(Stored data)
####

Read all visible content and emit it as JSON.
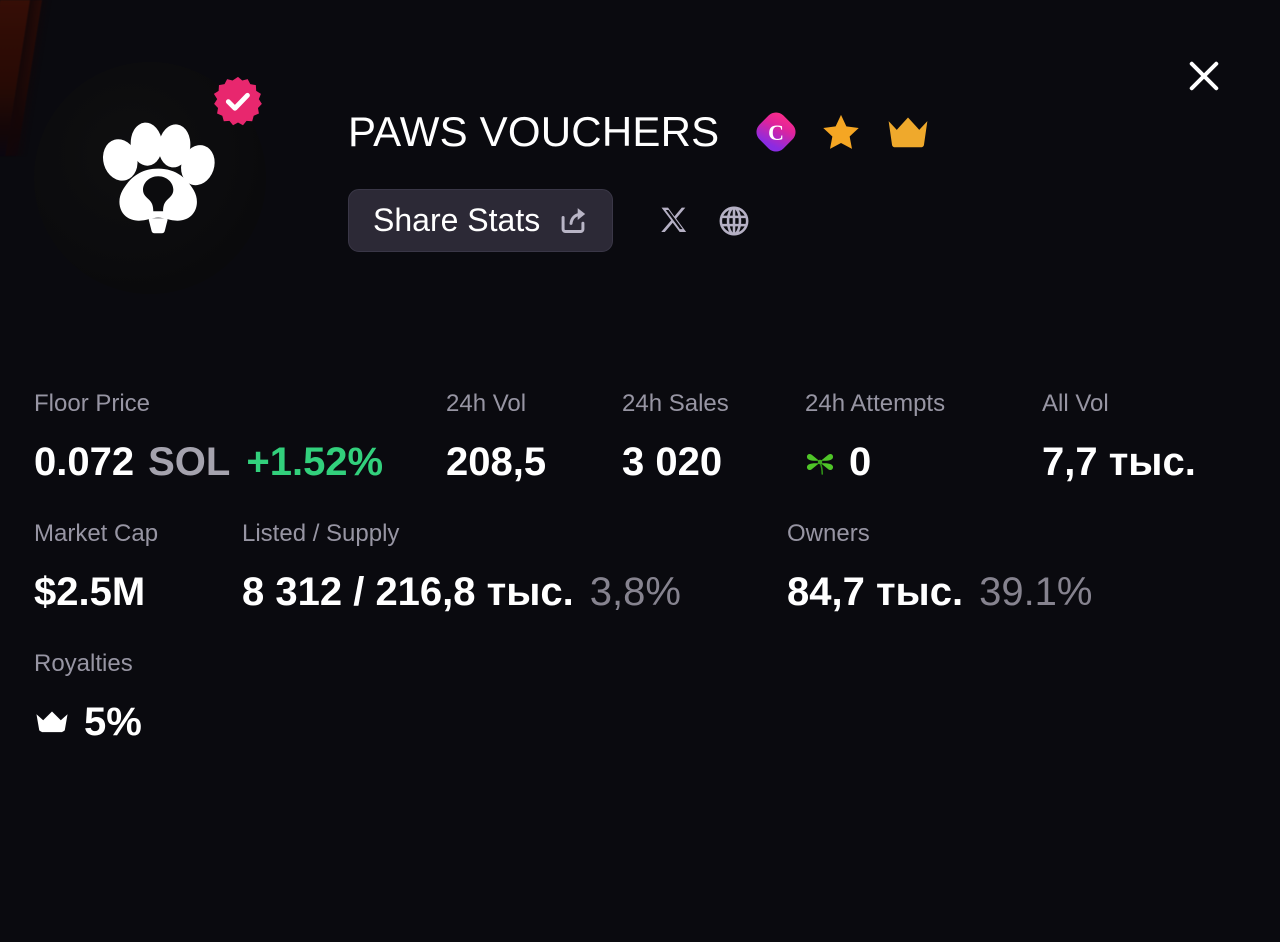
{
  "window": {
    "background_color": "#0a0a0f",
    "close_label": "×"
  },
  "collection": {
    "name": "PAWS VOUCHERS",
    "verified": true,
    "avatar_icon": "paw-print-logo",
    "badges": [
      {
        "name": "magic-eden-badge",
        "icon": "me-diamond-c",
        "color": "#e42575"
      },
      {
        "name": "star-badge",
        "icon": "star",
        "color": "#f5a623"
      },
      {
        "name": "crown-badge",
        "icon": "crown",
        "color": "#f0a92c"
      }
    ]
  },
  "actions": {
    "share_stats_label": "Share Stats",
    "share_icon": "share-export-icon",
    "social": [
      {
        "name": "twitter-x-link",
        "icon": "x-icon"
      },
      {
        "name": "website-link",
        "icon": "globe-icon"
      }
    ]
  },
  "stats": {
    "row1": [
      {
        "key": "floor-price",
        "label": "Floor Price",
        "value": "0.072",
        "unit": "SOL",
        "change": "+1.52%",
        "change_color": "#32d07c"
      },
      {
        "key": "24h-vol",
        "label": "24h Vol",
        "value": "208,5"
      },
      {
        "key": "24h-sales",
        "label": "24h Sales",
        "value": "3 020"
      },
      {
        "key": "24h-attempts",
        "label": "24h Attempts",
        "value": "0",
        "icon": "four-leaf-clover-icon"
      },
      {
        "key": "all-vol",
        "label": "All Vol",
        "value": "7,7 тыс."
      }
    ],
    "row2": [
      {
        "key": "market-cap",
        "label": "Market Cap",
        "value": "$2.5M"
      },
      {
        "key": "listed-supply",
        "label": "Listed / Supply",
        "value": "8 312 / 216,8 тыс.",
        "sub": "3,8%"
      },
      {
        "key": "owners",
        "label": "Owners",
        "value": "84,7 тыс.",
        "sub": "39.1%"
      }
    ],
    "row3": [
      {
        "key": "royalties",
        "label": "Royalties",
        "value": "5%",
        "icon": "crown-icon"
      }
    ]
  }
}
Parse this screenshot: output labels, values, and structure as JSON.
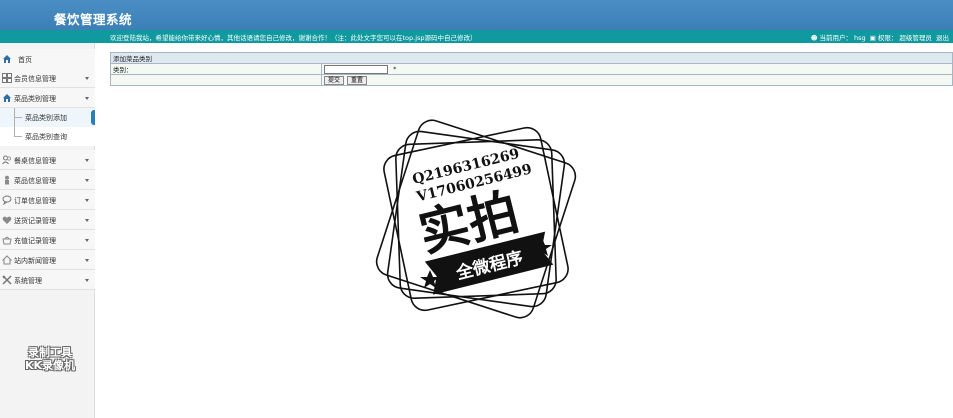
{
  "header": {
    "title": "餐饮管理系统"
  },
  "infobar": {
    "welcome": "欢迎登陆我站，希望能给你带来好心情，其他话语请您自己修改，谢谢合作！（注：此处文字您可以在top.jsp源码中自己修改）",
    "current_user_label": "当前用户：",
    "current_user": "hsg",
    "role_label": "权限：",
    "role": "超级管理员",
    "logout": "退出"
  },
  "sidebar": {
    "home": "首页",
    "items": [
      {
        "label": "会员信息管理",
        "icon": "members-icon"
      },
      {
        "label": "菜品类别管理",
        "icon": "home-icon",
        "expanded": true
      },
      {
        "label": "餐桌信息管理",
        "icon": "people-icon"
      },
      {
        "label": "菜品信息管理",
        "icon": "person-icon"
      },
      {
        "label": "订单信息管理",
        "icon": "chat-icon"
      },
      {
        "label": "送货记录管理",
        "icon": "heart-icon"
      },
      {
        "label": "充值记录管理",
        "icon": "basket-icon"
      },
      {
        "label": "站内新闻管理",
        "icon": "house-icon"
      },
      {
        "label": "系统管理",
        "icon": "tools-icon"
      }
    ],
    "sub_items": [
      {
        "label": "菜品类别添加",
        "active": true
      },
      {
        "label": "菜品类别查询",
        "active": false
      }
    ]
  },
  "form": {
    "caption": "添加菜品类别",
    "field_label": "类别：",
    "field_value": "",
    "required_mark": "*",
    "submit": "提交",
    "reset": "重置"
  },
  "stamp": {
    "line1": "Q2196316269",
    "line2": "V17060256499",
    "big": "实拍",
    "banner": "全微程序"
  },
  "watermark": {
    "line1": "录制工具",
    "line2": "KK录像机"
  },
  "colors": {
    "header": "#3b7fb6",
    "infobar": "#109aa0",
    "sidebar": "#f3f3f3",
    "accent": "#2a7fb9"
  }
}
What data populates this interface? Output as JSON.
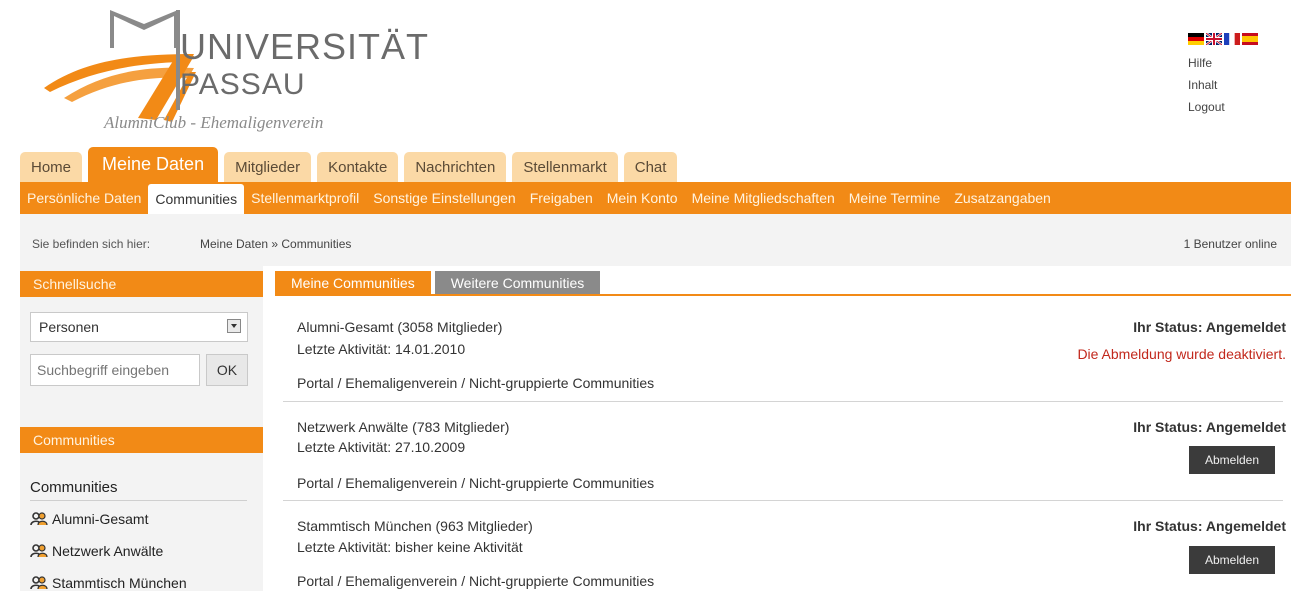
{
  "brand": {
    "line1": "UNIVERSITÄT",
    "line2": "PASSAU",
    "subtitle": "AlumniClub - Ehemaligenverein"
  },
  "flags": [
    "Deutsch",
    "English",
    "Italiano",
    "Español"
  ],
  "top_links": [
    "Hilfe",
    "Inhalt",
    "Logout"
  ],
  "main_tabs": [
    "Home",
    "Meine Daten",
    "Mitglieder",
    "Kontakte",
    "Nachrichten",
    "Stellenmarkt",
    "Chat"
  ],
  "sub_tabs": [
    "Persönliche Daten",
    "Communities",
    "Stellenmarktprofil",
    "Sonstige Einstellungen",
    "Freigaben",
    "Mein Konto",
    "Meine Mitgliedschaften",
    "Meine Termine",
    "Zusatzangaben"
  ],
  "breadcrumb": {
    "label": "Sie befinden sich hier:",
    "path": "Meine Daten » Communities",
    "online": "1 Benutzer online"
  },
  "sidebar": {
    "quicksearch_title": "Schnellsuche",
    "select_value": "Personen",
    "search_placeholder": "Suchbegriff eingeben",
    "ok_label": "OK",
    "communities_header": "Communities",
    "communities_title": "Communities",
    "links": [
      "Alumni-Gesamt",
      "Netzwerk Anwälte",
      "Stammtisch München"
    ]
  },
  "content": {
    "tabs": [
      "Meine Communities",
      "Weitere Communities"
    ],
    "rows": [
      {
        "title": "Alumni-Gesamt (3058 Mitglieder)",
        "activity": "Letzte Aktivität: 14.01.2010",
        "path": "Portal / Ehemaligenverein / Nicht-gruppierte Communities",
        "status": "Ihr Status: Angemeldet",
        "note": "Die Abmeldung wurde deaktiviert."
      },
      {
        "title": "Netzwerk Anwälte (783 Mitglieder)",
        "activity": "Letzte Aktivität: 27.10.2009",
        "path": "Portal / Ehemaligenverein / Nicht-gruppierte Communities",
        "status": "Ihr Status: Angemeldet",
        "button": "Abmelden"
      },
      {
        "title": "Stammtisch München (963 Mitglieder)",
        "activity": "Letzte Aktivität: bisher keine Aktivität",
        "path": "Portal / Ehemaligenverein / Nicht-gruppierte Communities",
        "status": "Ihr Status: Angemeldet",
        "button": "Abmelden"
      }
    ]
  },
  "colors": {
    "accent": "#f28a16",
    "tab_inactive": "#fbd9a6",
    "tab_grey": "#8a8a8a",
    "warning": "#c2281c",
    "button_dark": "#3b3b3b"
  }
}
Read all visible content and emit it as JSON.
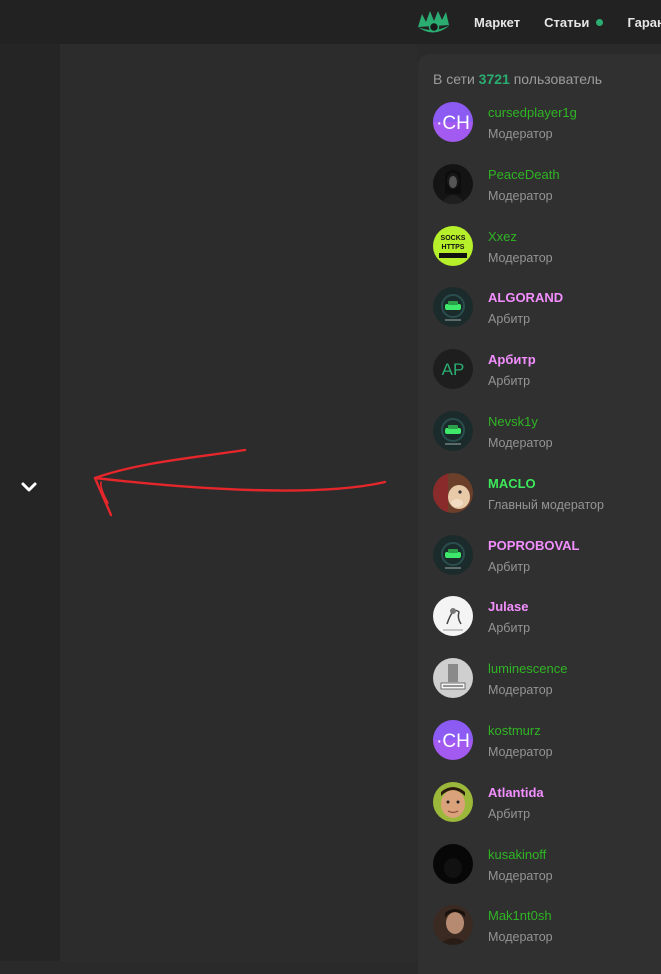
{
  "nav": {
    "items": [
      {
        "label": "Маркет",
        "dot": false
      },
      {
        "label": "Статьи",
        "dot": true
      },
      {
        "label": "Гарант",
        "dot": false
      }
    ]
  },
  "panel": {
    "prefix": "В сети",
    "count": "3721",
    "suffix": "пользователь"
  },
  "users": [
    {
      "name": "cursedplayer1g",
      "role": "Модератор",
      "style": "green",
      "avatar": "ch-logo"
    },
    {
      "name": "PeaceDeath",
      "role": "Модератор",
      "style": "green",
      "avatar": "dark-portrait"
    },
    {
      "name": "Xxez",
      "role": "Модератор",
      "style": "green",
      "avatar": "socks-logo"
    },
    {
      "name": "ALGORAND",
      "role": "Арбитр",
      "style": "pink",
      "avatar": "car-logo"
    },
    {
      "name": "Арбитр",
      "role": "Арбитр",
      "style": "pink",
      "avatar": "initials-ap",
      "initials": "AP"
    },
    {
      "name": "Nevsk1y",
      "role": "Модератор",
      "style": "green",
      "avatar": "car-logo"
    },
    {
      "name": "MACLO",
      "role": "Главный модератор",
      "style": "bright",
      "avatar": "animal-photo"
    },
    {
      "name": "POPROBOVAL",
      "role": "Арбитр",
      "style": "pink",
      "avatar": "car-logo"
    },
    {
      "name": "Julase",
      "role": "Арбитр",
      "style": "pink",
      "avatar": "sketch-white"
    },
    {
      "name": "luminescence",
      "role": "Модератор",
      "style": "green",
      "avatar": "sketch-grey"
    },
    {
      "name": "kostmurz",
      "role": "Модератор",
      "style": "green",
      "avatar": "ch-logo"
    },
    {
      "name": "Atlantida",
      "role": "Арбитр",
      "style": "pink",
      "avatar": "face-photo"
    },
    {
      "name": "kusakinoff",
      "role": "Модератор",
      "style": "green",
      "avatar": "black"
    },
    {
      "name": "Mak1nt0sh",
      "role": "Модератор",
      "style": "green",
      "avatar": "man-photo"
    }
  ],
  "colors": {
    "accent_green": "#2bad72",
    "moderator": "#2fb524",
    "head_moderator": "#3ce75a",
    "arbiter": "#f38fff",
    "annotation_arrow": "#e5262b"
  },
  "icons": {
    "chevron": "chevron-down-icon",
    "logo": "eye-logo"
  }
}
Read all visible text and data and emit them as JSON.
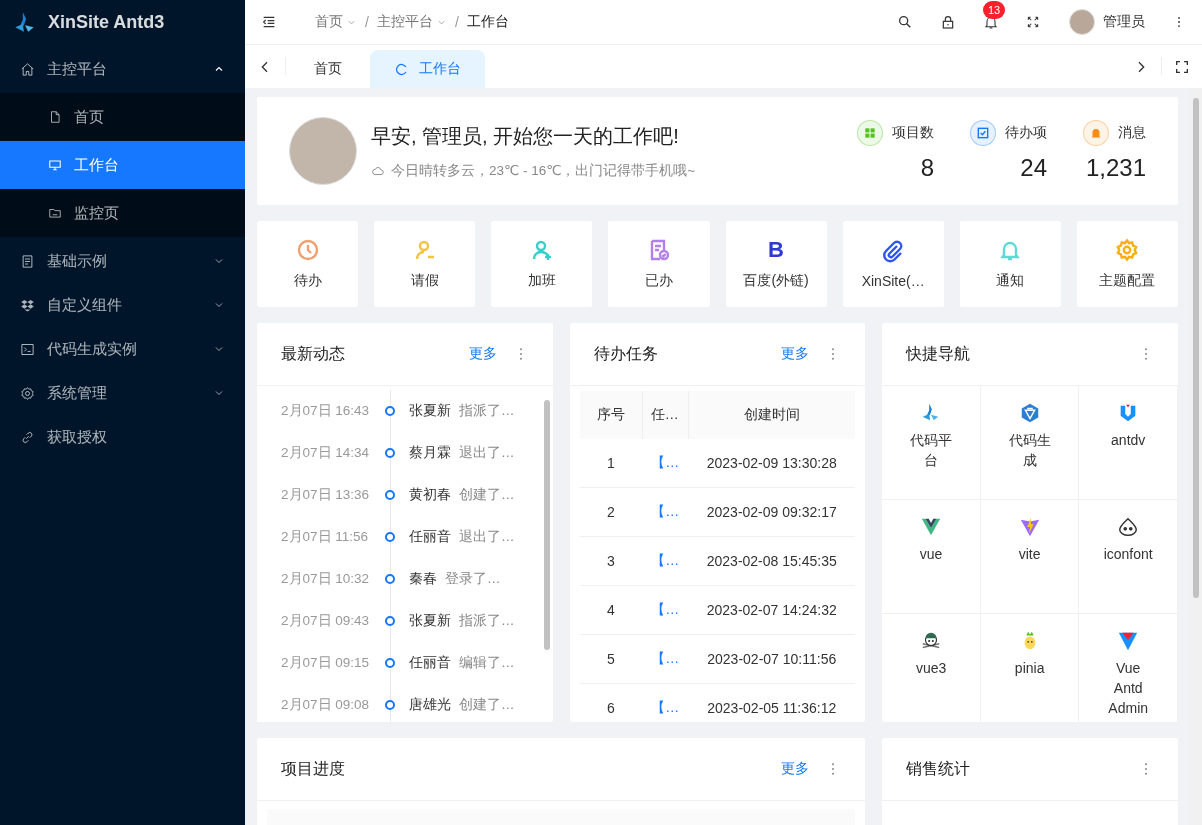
{
  "sidebar": {
    "logo": "XinSite Antd3",
    "menu": [
      {
        "label": "主控平台",
        "expanded": true,
        "children": [
          {
            "label": "首页",
            "selected": false
          },
          {
            "label": "工作台",
            "selected": true
          },
          {
            "label": "监控页",
            "selected": false
          }
        ]
      },
      {
        "label": "基础示例",
        "expanded": false
      },
      {
        "label": "自定义组件",
        "expanded": false
      },
      {
        "label": "代码生成实例",
        "expanded": false
      },
      {
        "label": "系统管理",
        "expanded": false
      },
      {
        "label": "获取授权"
      }
    ]
  },
  "header": {
    "breadcrumb": [
      {
        "label": "首页",
        "dropdown": true
      },
      {
        "separator": "/",
        "label": "主控平台",
        "dropdown": true
      },
      {
        "separator": "/",
        "label": "工作台",
        "dropdown": false
      }
    ],
    "notification_count": "13",
    "user": "管理员"
  },
  "tabs": [
    {
      "label": "首页",
      "selected": false
    },
    {
      "label": "工作台",
      "selected": true
    }
  ],
  "welcome": {
    "greeting": "早安, 管理员, 开始您一天的工作吧!",
    "weather": "今日晴转多云，23℃ - 16℃，出门记得带手机哦~",
    "stats": [
      {
        "label": "项目数",
        "value": "8",
        "color": "#52c41a"
      },
      {
        "label": "待办项",
        "value": "24",
        "color": "#1677ff"
      },
      {
        "label": "消息",
        "value": "1,231",
        "color": "#fa8c16"
      }
    ]
  },
  "shortcuts": [
    {
      "label": "待办",
      "kind": "icon",
      "color": "#f0a070"
    },
    {
      "label": "请假",
      "kind": "icon",
      "color": "#f5c242"
    },
    {
      "label": "加班",
      "kind": "icon",
      "color": "#36cfc9"
    },
    {
      "label": "已办",
      "kind": "icon",
      "color": "#b37feb"
    },
    {
      "label": "百度(外链)",
      "kind": "glyph",
      "glyph": "B",
      "color": "#2f3bd0"
    },
    {
      "label": "XinSite(…",
      "kind": "icon",
      "color": "#2f54eb"
    },
    {
      "label": "通知",
      "kind": "icon",
      "color": "#5cdbd3"
    },
    {
      "label": "主题配置",
      "kind": "icon",
      "color": "#faad14"
    }
  ],
  "activity": {
    "title": "最新动态",
    "more": "更多",
    "items": [
      {
        "time": "2月07日 16:43",
        "name": "张夏新",
        "action": "指派了…"
      },
      {
        "time": "2月07日 14:34",
        "name": "蔡月霖",
        "action": "退出了…"
      },
      {
        "time": "2月07日 13:36",
        "name": "黄初春",
        "action": "创建了…"
      },
      {
        "time": "2月07日 11:56",
        "name": "任丽音",
        "action": "退出了…"
      },
      {
        "time": "2月07日 10:32",
        "name": "秦春",
        "action": "登录了…"
      },
      {
        "time": "2月07日 09:43",
        "name": "张夏新",
        "action": "指派了…"
      },
      {
        "time": "2月07日 09:15",
        "name": "任丽音",
        "action": "编辑了…"
      },
      {
        "time": "2月07日 09:08",
        "name": "唐雄光",
        "action": "创建了…"
      }
    ]
  },
  "todo": {
    "title": "待办任务",
    "more": "更多",
    "columns": [
      "序号",
      "任…",
      "创建时间"
    ],
    "rows": [
      {
        "index": "1",
        "task": "【…",
        "created": "2023-02-09 13:30:28"
      },
      {
        "index": "2",
        "task": "【…",
        "created": "2023-02-09 09:32:17"
      },
      {
        "index": "3",
        "task": "【…",
        "created": "2023-02-08 15:45:35"
      },
      {
        "index": "4",
        "task": "【…",
        "created": "2023-02-07 14:24:32"
      },
      {
        "index": "5",
        "task": "【…",
        "created": "2023-02-07 10:11:56"
      },
      {
        "index": "6",
        "task": "【…",
        "created": "2023-02-05 11:36:12"
      }
    ]
  },
  "quick_nav": {
    "title": "快捷导航",
    "items": [
      {
        "label": "代码平台"
      },
      {
        "label": "代码生成"
      },
      {
        "label": "antdv"
      },
      {
        "label": "vue"
      },
      {
        "label": "vite"
      },
      {
        "label": "iconfont"
      },
      {
        "label": "vue3"
      },
      {
        "label": "pinia"
      },
      {
        "label": "Vue Antd Admin"
      }
    ]
  },
  "progress": {
    "title": "项目进度",
    "more": "更多"
  },
  "sales": {
    "title": "销售统计"
  }
}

####

§ **JOB**
Provide solely the number of lines in the data that include the word "time".

§ **RESPONSE FOR THIS EXERCISE**
8